**Brief**
In the listing that follows, how many lines contain "Station"? Give the number only.

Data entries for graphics

━━━━━━━━

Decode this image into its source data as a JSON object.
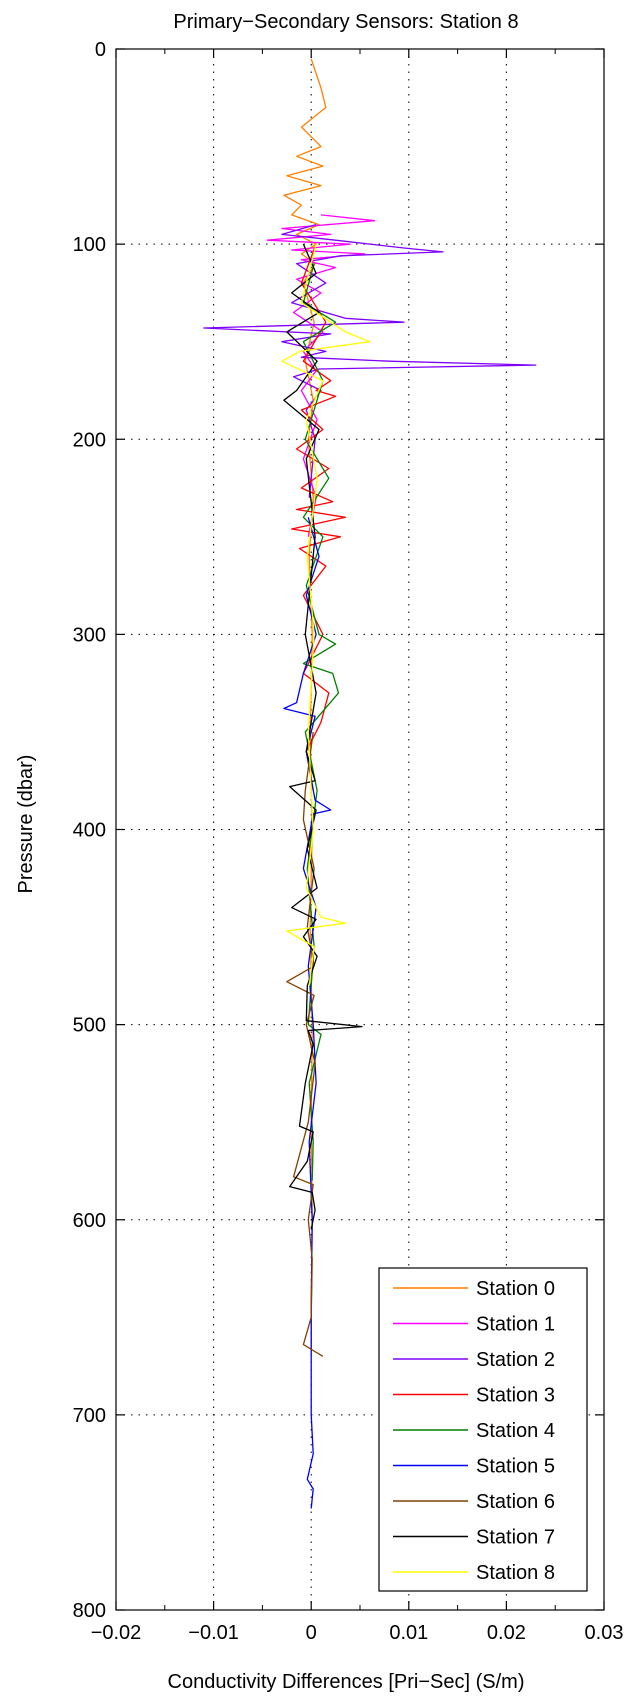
{
  "chart_data": {
    "type": "line",
    "title": "Primary−Secondary Sensors: Station 8",
    "xlabel": "Conductivity Differences [Pri−Sec] (S/m)",
    "ylabel": "Pressure (dbar)",
    "xlim": [
      -0.02,
      0.03
    ],
    "ylim": [
      0,
      800
    ],
    "y_reversed": true,
    "grid": true,
    "legend_position": "bottom-right",
    "x_ticks": [
      -0.02,
      -0.01,
      0,
      0.01,
      0.02,
      0.03
    ],
    "x_tick_labels": [
      "−0.02",
      "−0.01",
      "0",
      "0.01",
      "0.02",
      "0.03"
    ],
    "y_ticks": [
      0,
      100,
      200,
      300,
      400,
      500,
      600,
      700,
      800
    ],
    "y_tick_labels": [
      "0",
      "100",
      "200",
      "300",
      "400",
      "500",
      "600",
      "700",
      "800"
    ],
    "series": [
      {
        "name": "Station 0",
        "color": "#ff8000",
        "p": [
          5,
          20,
          30,
          40,
          50,
          55,
          60,
          65,
          70,
          75,
          80,
          85,
          90,
          95,
          100,
          105,
          110,
          120,
          140,
          160,
          180,
          200,
          230,
          260,
          300,
          350,
          400,
          450,
          500,
          550,
          600,
          640,
          660,
          668
        ],
        "v": [
          0,
          0.001,
          0.0015,
          -0.001,
          0.001,
          -0.0015,
          0.0012,
          -0.0025,
          0.001,
          -0.0028,
          -0.001,
          -0.002,
          0.0008,
          -0.0015,
          0.0005,
          -0.001,
          0.0004,
          -0.0008,
          0.0003,
          -0.0006,
          0.0002,
          -0.0003,
          0.0002,
          -0.0002,
          0.0001,
          -0.0001,
          0.0001,
          -0.0001,
          0.0001,
          0,
          0.0001,
          0,
          0,
          0
        ]
      },
      {
        "name": "Station 1",
        "color": "#ff00ff",
        "p": [
          85,
          88,
          92,
          95,
          98,
          100,
          103,
          105,
          108,
          112,
          118,
          125,
          135,
          145,
          155,
          165,
          175,
          190,
          210,
          230,
          250
        ],
        "v": [
          0.001,
          0.0065,
          -0.003,
          0.002,
          -0.0045,
          0.004,
          -0.002,
          0.0055,
          -0.001,
          0.0025,
          -0.0015,
          0.001,
          -0.0018,
          0.0012,
          -0.0008,
          0.0005,
          -0.001,
          0.0006,
          -0.0008,
          0.0005,
          -0.0003
        ]
      },
      {
        "name": "Station 2",
        "color": "#8000ff",
        "p": [
          90,
          95,
          98,
          102,
          104,
          106,
          110,
          120,
          130,
          138,
          140,
          143,
          146,
          150,
          155,
          158,
          160,
          162,
          164,
          168,
          175,
          185,
          200,
          230
        ],
        "v": [
          0.0005,
          -0.003,
          0.0025,
          0.0095,
          0.0135,
          0.003,
          -0.0015,
          0.0015,
          -0.002,
          0.0035,
          0.0095,
          -0.011,
          0.002,
          -0.003,
          0.0015,
          -0.001,
          0.008,
          0.023,
          0.0008,
          -0.0018,
          0.001,
          -0.0005,
          0.0004,
          -0.0002
        ]
      },
      {
        "name": "Station 3",
        "color": "#ff0000",
        "p": [
          100,
          120,
          140,
          160,
          170,
          175,
          178,
          185,
          195,
          205,
          215,
          225,
          232,
          236,
          240,
          246,
          250,
          256,
          265,
          280,
          300,
          320,
          330,
          345,
          360,
          380
        ],
        "v": [
          0.0005,
          -0.001,
          0.0015,
          -0.0008,
          0.002,
          0.0005,
          0.0025,
          -0.001,
          0.0012,
          -0.0015,
          0.0018,
          -0.001,
          0.0022,
          -0.0015,
          0.0035,
          -0.002,
          0.003,
          -0.0012,
          0.0015,
          -0.0008,
          0.0012,
          -0.0008,
          0.0018,
          0.001,
          -0.0005,
          0.0002
        ]
      },
      {
        "name": "Station 4",
        "color": "#008000",
        "p": [
          110,
          130,
          140,
          150,
          170,
          200,
          220,
          240,
          250,
          275,
          300,
          305,
          315,
          320,
          330,
          350,
          380,
          420,
          460,
          500,
          505,
          530,
          560,
          580
        ],
        "v": [
          0.0003,
          -0.0008,
          0.0025,
          -0.0008,
          0.0012,
          -0.0006,
          0.0018,
          -0.0008,
          0.0012,
          -0.0005,
          0.0008,
          0.0025,
          -0.0008,
          0.0022,
          0.0028,
          -0.0006,
          0.0006,
          -0.0004,
          0.0003,
          -0.0003,
          0.001,
          -0.0002,
          0.0002,
          0.0001
        ]
      },
      {
        "name": "Station 5",
        "color": "#0000ff",
        "p": [
          240,
          260,
          280,
          300,
          320,
          335,
          338,
          342,
          360,
          385,
          390,
          392,
          420,
          440,
          470,
          500,
          530,
          560,
          600,
          650,
          700,
          720,
          733,
          738,
          748
        ],
        "v": [
          -0.0003,
          0.0008,
          -0.0005,
          0.0005,
          -0.0008,
          -0.0015,
          -0.0028,
          0.0004,
          -0.0005,
          0.0004,
          0.002,
          0.0002,
          -0.0008,
          0.0005,
          -0.0003,
          0.0002,
          0.0005,
          -0.0002,
          0.0001,
          0,
          0,
          0.0002,
          -0.0004,
          0.0002,
          0
        ]
      },
      {
        "name": "Station 6",
        "color": "#804000",
        "p": [
          350,
          380,
          395,
          420,
          450,
          470,
          478,
          485,
          500,
          520,
          550,
          578,
          582,
          600,
          620,
          650,
          664,
          667,
          670
        ],
        "v": [
          0.0002,
          -0.0006,
          -0.0008,
          0.0003,
          -0.0004,
          0.0003,
          -0.0025,
          0.0003,
          -0.0005,
          0.0004,
          -0.0003,
          -0.0018,
          0.0002,
          -0.0003,
          0.0001,
          0,
          -0.0008,
          0.0002,
          0.0012
        ]
      },
      {
        "name": "Station 7",
        "color": "#000000",
        "p": [
          100,
          115,
          125,
          135,
          145,
          160,
          175,
          180,
          195,
          210,
          250,
          300,
          330,
          360,
          375,
          378,
          390,
          410,
          430,
          440,
          446,
          455,
          465,
          480,
          498,
          501,
          503,
          510,
          530,
          552,
          555,
          570,
          583,
          586,
          595,
          605
        ],
        "v": [
          -0.0008,
          0.0005,
          -0.002,
          0.0008,
          -0.0025,
          0.0006,
          -0.0015,
          -0.0028,
          0.0008,
          -0.0005,
          0.0004,
          -0.0006,
          0.0005,
          -0.0005,
          0.0004,
          -0.0022,
          0.0005,
          -0.0004,
          0.0006,
          -0.002,
          0.0005,
          -0.0008,
          0.0006,
          -0.0004,
          -0.0005,
          0.0052,
          -0.0003,
          0.0002,
          -0.0006,
          -0.0012,
          0.0002,
          -0.0004,
          -0.0022,
          0.0001,
          0.0004,
          0
        ]
      },
      {
        "name": "Station 8",
        "color": "#ffff00",
        "p": [
          100,
          130,
          145,
          150,
          155,
          160,
          170,
          190,
          220,
          260,
          300,
          350,
          400,
          430,
          445,
          448,
          452,
          460,
          480
        ],
        "v": [
          0.0005,
          -0.001,
          0.0035,
          0.006,
          -0.0012,
          -0.003,
          0.0012,
          -0.0005,
          0.0006,
          -0.0004,
          0.0003,
          -0.0003,
          0.0002,
          -0.0005,
          0.001,
          0.0035,
          -0.0025,
          0.0003,
          -0.0002
        ]
      }
    ]
  }
}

━━━━━━━━

**In response**
10